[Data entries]
★ ★ ★ ★ ★ ★ ★
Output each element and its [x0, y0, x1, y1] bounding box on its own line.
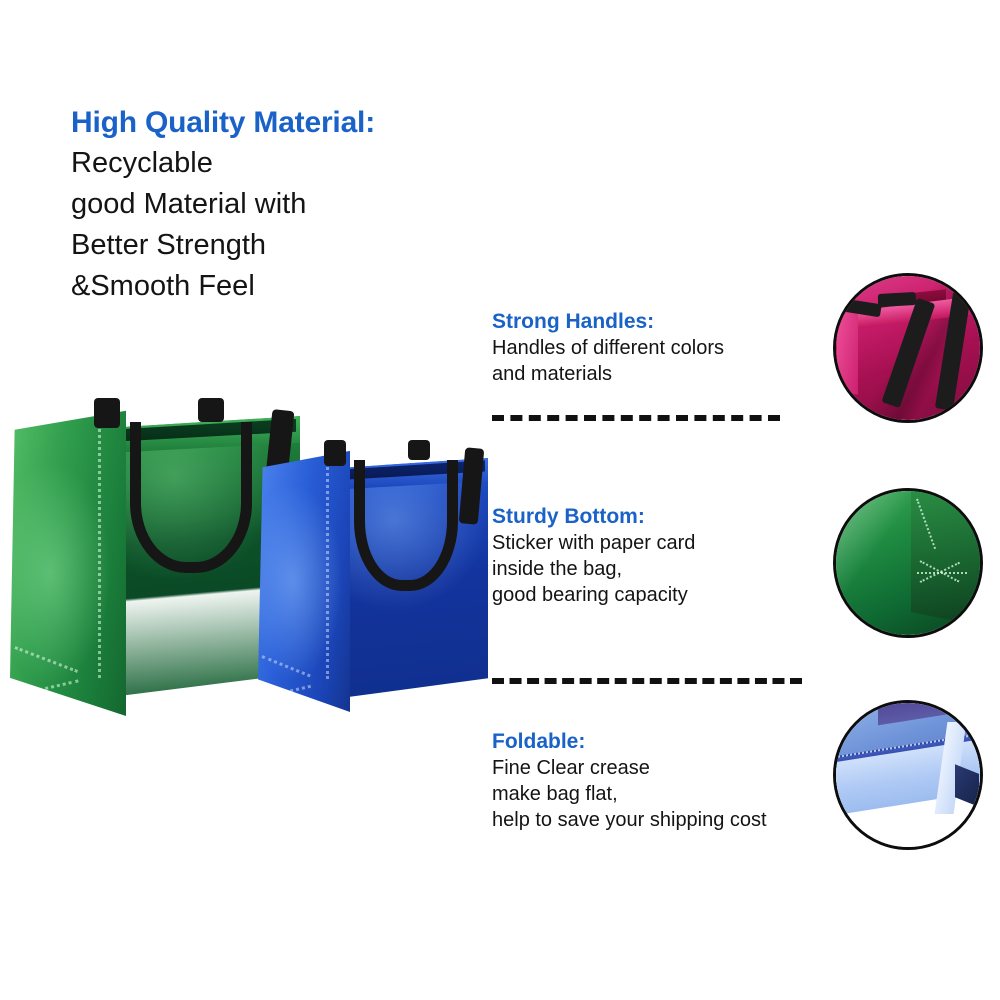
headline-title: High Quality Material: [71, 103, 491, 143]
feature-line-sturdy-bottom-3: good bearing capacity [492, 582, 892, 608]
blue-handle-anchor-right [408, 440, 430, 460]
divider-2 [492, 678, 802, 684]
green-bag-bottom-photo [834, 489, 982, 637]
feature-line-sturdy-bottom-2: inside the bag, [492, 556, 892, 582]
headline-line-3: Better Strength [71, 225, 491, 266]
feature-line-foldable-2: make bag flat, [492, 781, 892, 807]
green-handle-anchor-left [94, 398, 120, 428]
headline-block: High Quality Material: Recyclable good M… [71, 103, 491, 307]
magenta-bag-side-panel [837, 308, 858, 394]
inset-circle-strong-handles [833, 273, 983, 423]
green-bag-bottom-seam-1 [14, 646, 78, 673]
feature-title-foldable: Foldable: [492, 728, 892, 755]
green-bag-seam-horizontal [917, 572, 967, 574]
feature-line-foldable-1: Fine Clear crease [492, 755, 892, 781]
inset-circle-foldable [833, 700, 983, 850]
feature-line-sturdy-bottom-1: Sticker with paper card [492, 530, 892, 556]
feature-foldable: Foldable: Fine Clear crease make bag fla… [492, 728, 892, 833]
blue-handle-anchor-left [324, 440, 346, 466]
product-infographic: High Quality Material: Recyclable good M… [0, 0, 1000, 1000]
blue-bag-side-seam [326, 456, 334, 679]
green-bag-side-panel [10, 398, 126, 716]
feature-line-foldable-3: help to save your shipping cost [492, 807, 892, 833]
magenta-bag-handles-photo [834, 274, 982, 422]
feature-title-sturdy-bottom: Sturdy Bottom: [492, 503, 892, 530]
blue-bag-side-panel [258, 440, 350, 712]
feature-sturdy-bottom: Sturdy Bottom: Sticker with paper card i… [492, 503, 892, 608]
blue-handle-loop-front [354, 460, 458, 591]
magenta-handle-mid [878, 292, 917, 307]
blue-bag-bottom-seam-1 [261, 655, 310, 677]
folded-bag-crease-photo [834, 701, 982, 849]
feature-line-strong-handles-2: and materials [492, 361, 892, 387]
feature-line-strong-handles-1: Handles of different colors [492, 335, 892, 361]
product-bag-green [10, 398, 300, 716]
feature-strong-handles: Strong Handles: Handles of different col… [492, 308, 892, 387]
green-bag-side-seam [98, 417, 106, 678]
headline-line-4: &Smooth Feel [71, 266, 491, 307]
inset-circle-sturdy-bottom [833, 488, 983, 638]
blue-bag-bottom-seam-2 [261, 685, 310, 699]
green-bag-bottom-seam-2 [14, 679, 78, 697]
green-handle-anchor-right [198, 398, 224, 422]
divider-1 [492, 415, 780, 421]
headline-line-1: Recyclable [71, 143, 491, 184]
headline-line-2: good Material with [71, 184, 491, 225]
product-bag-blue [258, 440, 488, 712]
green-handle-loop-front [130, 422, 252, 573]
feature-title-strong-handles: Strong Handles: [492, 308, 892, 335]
★ ★ ★ ★ ★ ★ ★
Set exercise ->
Retype every line of the entries above exactly, omitting the picture.

Result ->
Output each element and its [x0, y0, x1, y1] bounding box on its own line.
headline-title: High Quality Material: [71, 103, 491, 143]
feature-line-sturdy-bottom-3: good bearing capacity [492, 582, 892, 608]
blue-handle-anchor-right [408, 440, 430, 460]
divider-2 [492, 678, 802, 684]
green-bag-bottom-photo [834, 489, 982, 637]
feature-line-sturdy-bottom-2: inside the bag, [492, 556, 892, 582]
headline-line-3: Better Strength [71, 225, 491, 266]
feature-line-foldable-2: make bag flat, [492, 781, 892, 807]
green-handle-anchor-left [94, 398, 120, 428]
headline-block: High Quality Material: Recyclable good M… [71, 103, 491, 307]
magenta-bag-side-panel [837, 308, 858, 394]
inset-circle-strong-handles [833, 273, 983, 423]
green-bag-bottom-seam-1 [14, 646, 78, 673]
feature-title-foldable: Foldable: [492, 728, 892, 755]
green-bag-seam-horizontal [917, 572, 967, 574]
feature-line-foldable-1: Fine Clear crease [492, 755, 892, 781]
inset-circle-foldable [833, 700, 983, 850]
feature-line-sturdy-bottom-1: Sticker with paper card [492, 530, 892, 556]
feature-foldable: Foldable: Fine Clear crease make bag fla… [492, 728, 892, 833]
blue-handle-anchor-left [324, 440, 346, 466]
product-infographic: High Quality Material: Recyclable good M… [0, 0, 1000, 1000]
blue-bag-side-seam [326, 456, 334, 679]
green-bag-side-panel [10, 398, 126, 716]
feature-line-foldable-3: help to save your shipping cost [492, 807, 892, 833]
magenta-bag-handles-photo [834, 274, 982, 422]
feature-title-sturdy-bottom: Sturdy Bottom: [492, 503, 892, 530]
blue-bag-side-panel [258, 440, 350, 712]
feature-sturdy-bottom: Sturdy Bottom: Sticker with paper card i… [492, 503, 892, 608]
blue-handle-loop-front [354, 460, 458, 591]
magenta-handle-mid [878, 292, 917, 307]
blue-bag-bottom-seam-1 [261, 655, 310, 677]
folded-bag-crease-photo [834, 701, 982, 849]
feature-line-strong-handles-2: and materials [492, 361, 892, 387]
feature-line-strong-handles-1: Handles of different colors [492, 335, 892, 361]
product-bag-green [10, 398, 300, 716]
feature-strong-handles: Strong Handles: Handles of different col… [492, 308, 892, 387]
green-bag-side-seam [98, 417, 106, 678]
headline-line-4: &Smooth Feel [71, 266, 491, 307]
inset-circle-sturdy-bottom [833, 488, 983, 638]
blue-bag-bottom-seam-2 [261, 685, 310, 699]
green-bag-bottom-seam-2 [14, 679, 78, 697]
green-handle-anchor-right [198, 398, 224, 422]
divider-1 [492, 415, 780, 421]
headline-line-1: Recyclable [71, 143, 491, 184]
headline-line-2: good Material with [71, 184, 491, 225]
product-bag-blue [258, 440, 488, 712]
green-handle-loop-front [130, 422, 252, 573]
feature-title-strong-handles: Strong Handles: [492, 308, 892, 335]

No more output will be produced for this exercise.